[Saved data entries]
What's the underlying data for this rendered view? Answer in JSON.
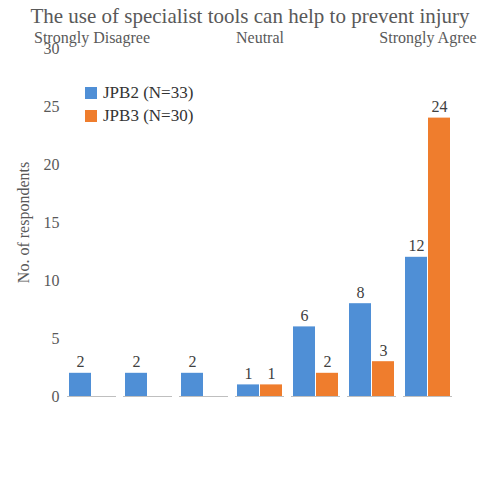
{
  "chart_data": {
    "type": "bar",
    "title": "The use of specialist tools can help to prevent injury",
    "y_label": "No. of respondents",
    "categories": [
      "Strongly Disagree",
      null,
      null,
      "Neutral",
      null,
      null,
      "Strongly Agree"
    ],
    "series": [
      {
        "name": "JPB2 (N=33)",
        "color": "#4f8fd6",
        "values": [
          2,
          2,
          2,
          1,
          6,
          8,
          12
        ]
      },
      {
        "name": "JPB3 (N=30)",
        "color": "#ef7d2d",
        "values": [
          null,
          null,
          null,
          1,
          2,
          3,
          24
        ]
      }
    ],
    "ylim": [
      0,
      30
    ],
    "yticks": [
      0,
      5,
      10,
      15,
      20,
      25,
      30
    ],
    "grid": false,
    "legend": "upper left",
    "data_labels": true
  }
}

(WHAT THIS TASK INVOLVES) Transcribe the preceding listing in its entirety and with exact wording, leaving out pictures.

(SOLUTION TO THE EXERCISE)
What's the underlying data for this rendered view? Answer in JSON.
{
  "chart_data": {
    "type": "bar",
    "title": "The use of specialist tools can help to prevent injury",
    "y_label": "No. of respondents",
    "categories": [
      "Strongly Disagree",
      null,
      null,
      "Neutral",
      null,
      null,
      "Strongly Agree"
    ],
    "series": [
      {
        "name": "JPB2 (N=33)",
        "color": "#4f8fd6",
        "values": [
          2,
          2,
          2,
          1,
          6,
          8,
          12
        ]
      },
      {
        "name": "JPB3 (N=30)",
        "color": "#ef7d2d",
        "values": [
          null,
          null,
          null,
          1,
          2,
          3,
          24
        ]
      }
    ],
    "ylim": [
      0,
      30
    ],
    "yticks": [
      0,
      5,
      10,
      15,
      20,
      25,
      30
    ],
    "grid": false,
    "legend": "upper left",
    "data_labels": true
  }
}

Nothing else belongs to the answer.